## Data for this exercise

--- begin ---

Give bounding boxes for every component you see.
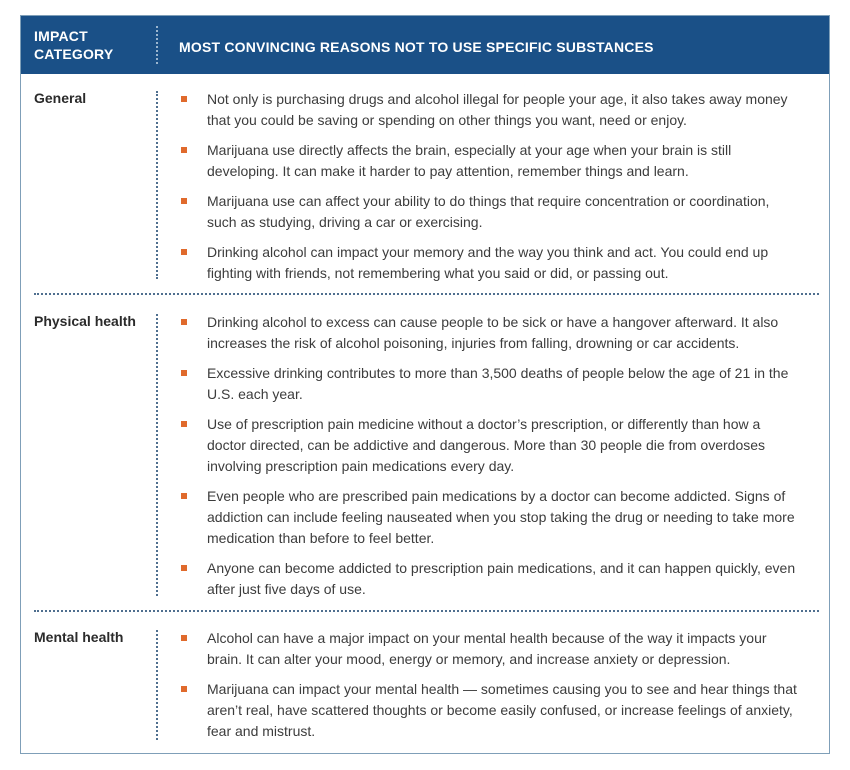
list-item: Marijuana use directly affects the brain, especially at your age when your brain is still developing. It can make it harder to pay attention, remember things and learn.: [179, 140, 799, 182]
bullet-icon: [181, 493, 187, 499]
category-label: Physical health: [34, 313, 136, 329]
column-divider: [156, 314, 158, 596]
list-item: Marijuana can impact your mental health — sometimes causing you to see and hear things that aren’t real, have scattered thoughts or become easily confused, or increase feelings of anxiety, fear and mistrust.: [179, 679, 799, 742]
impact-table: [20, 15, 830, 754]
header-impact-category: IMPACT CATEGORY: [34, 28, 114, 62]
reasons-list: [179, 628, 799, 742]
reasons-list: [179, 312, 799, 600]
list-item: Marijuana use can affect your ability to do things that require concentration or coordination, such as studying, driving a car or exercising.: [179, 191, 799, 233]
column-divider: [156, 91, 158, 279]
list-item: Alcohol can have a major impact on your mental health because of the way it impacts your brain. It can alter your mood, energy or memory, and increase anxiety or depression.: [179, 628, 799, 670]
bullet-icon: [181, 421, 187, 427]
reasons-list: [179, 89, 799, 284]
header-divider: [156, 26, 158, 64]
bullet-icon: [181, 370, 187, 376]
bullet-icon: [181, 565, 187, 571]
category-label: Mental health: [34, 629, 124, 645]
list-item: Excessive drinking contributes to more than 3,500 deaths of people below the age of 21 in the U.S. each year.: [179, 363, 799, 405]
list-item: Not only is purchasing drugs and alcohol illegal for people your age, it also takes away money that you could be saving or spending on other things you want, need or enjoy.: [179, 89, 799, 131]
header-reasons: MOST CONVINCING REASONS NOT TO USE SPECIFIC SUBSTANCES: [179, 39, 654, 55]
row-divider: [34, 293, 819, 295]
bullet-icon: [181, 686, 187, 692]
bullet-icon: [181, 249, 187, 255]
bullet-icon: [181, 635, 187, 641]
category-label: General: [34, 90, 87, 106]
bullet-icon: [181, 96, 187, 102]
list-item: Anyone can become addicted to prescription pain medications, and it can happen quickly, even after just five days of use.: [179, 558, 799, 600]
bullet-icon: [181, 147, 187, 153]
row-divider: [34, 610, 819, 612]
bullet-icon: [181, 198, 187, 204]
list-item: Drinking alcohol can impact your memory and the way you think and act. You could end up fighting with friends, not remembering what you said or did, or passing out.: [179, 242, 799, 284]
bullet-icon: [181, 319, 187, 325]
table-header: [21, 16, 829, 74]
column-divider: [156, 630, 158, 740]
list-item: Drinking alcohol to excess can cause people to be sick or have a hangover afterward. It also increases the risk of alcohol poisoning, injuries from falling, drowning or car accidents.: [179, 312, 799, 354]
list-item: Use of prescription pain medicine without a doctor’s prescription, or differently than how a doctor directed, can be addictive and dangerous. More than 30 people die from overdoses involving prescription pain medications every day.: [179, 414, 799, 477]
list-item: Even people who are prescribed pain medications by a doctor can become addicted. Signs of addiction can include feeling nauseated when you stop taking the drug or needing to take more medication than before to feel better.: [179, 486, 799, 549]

--- end ---
--- begin ---

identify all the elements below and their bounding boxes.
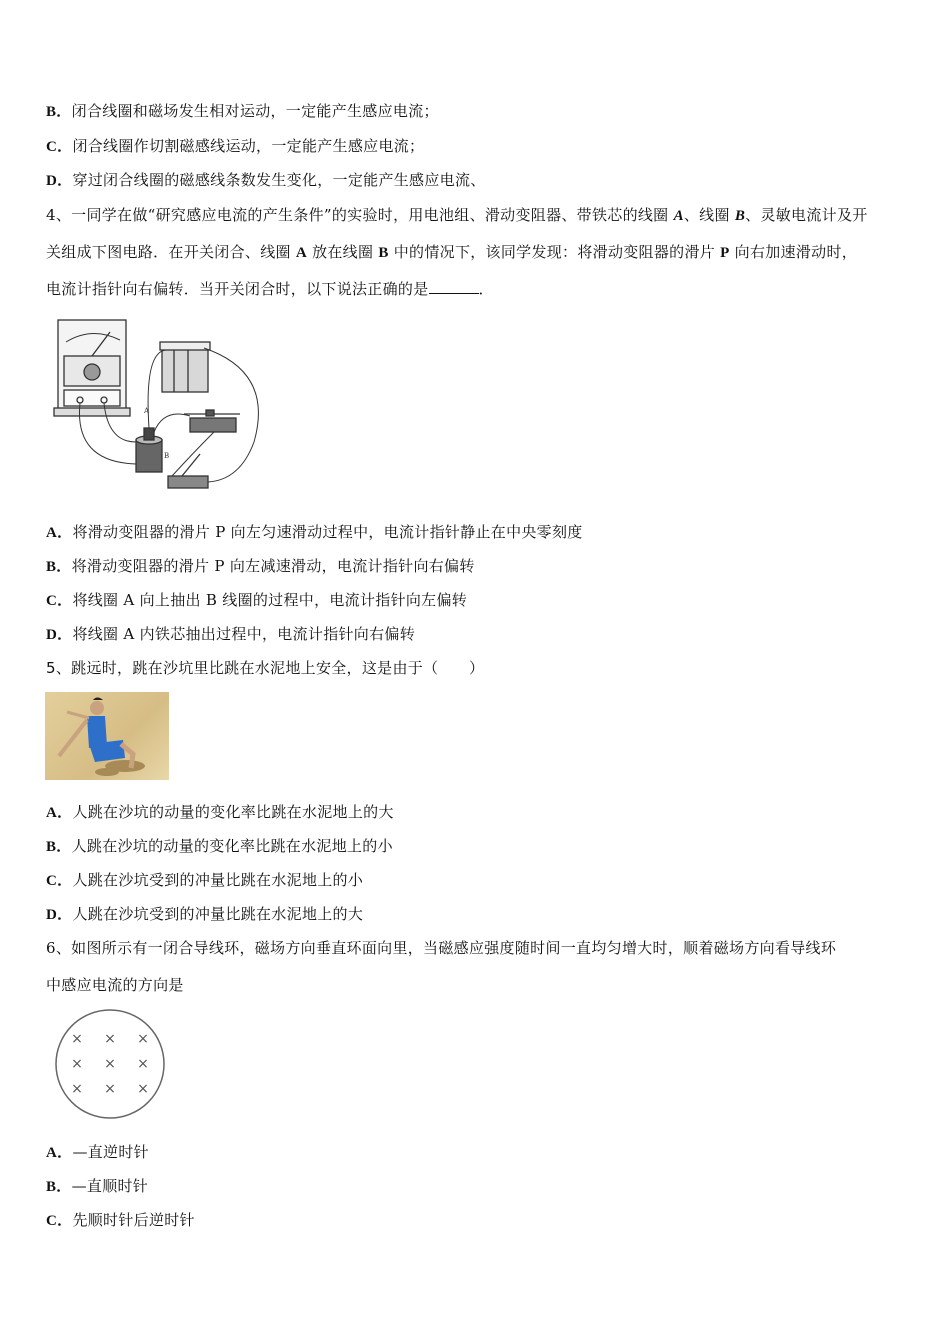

--- end ---
--- begin ---

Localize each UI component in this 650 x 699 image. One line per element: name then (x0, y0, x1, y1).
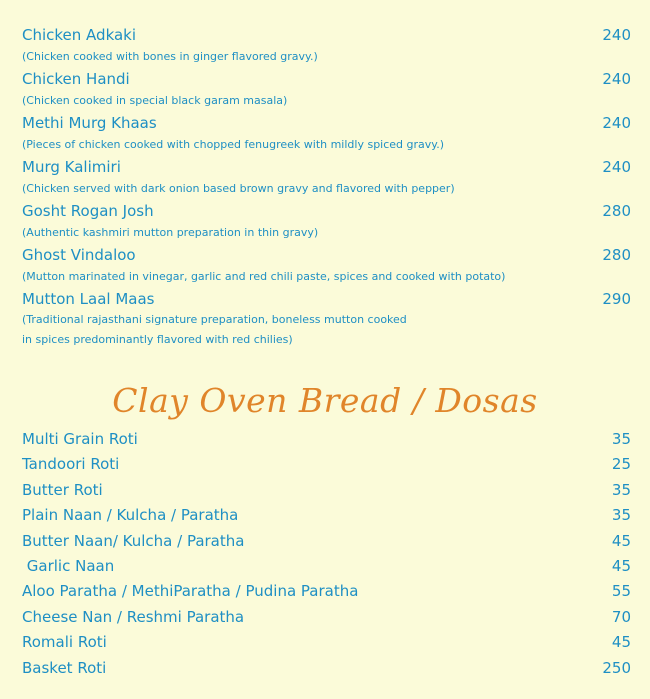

--- end ---

## Exercise aim
In the first listing, format the lines from the one containing "Give bounding boxes" through the one containing "column-divider: [156, 314, 158, 596]", inclusive, as a Markdown table with the columns Number and Entry. Skip blank lines and omit the pictures.

## Final result
| Number | Entry |
|---|---|
| 1 | Give bounding boxes for every component you see. |
| 2 | list-item: Marijuana use directly affects the brain, especially at your age when your brain is still developing. It can make it harder to pay attention, remember things and learn.: [179, 140, 799, 182] |
| 3 | bullet-icon: [181, 493, 187, 499] |
| 4 | category-label: Physical health: [34, 313, 136, 329] |
| 5 | column-divider: [156, 314, 158, 596] |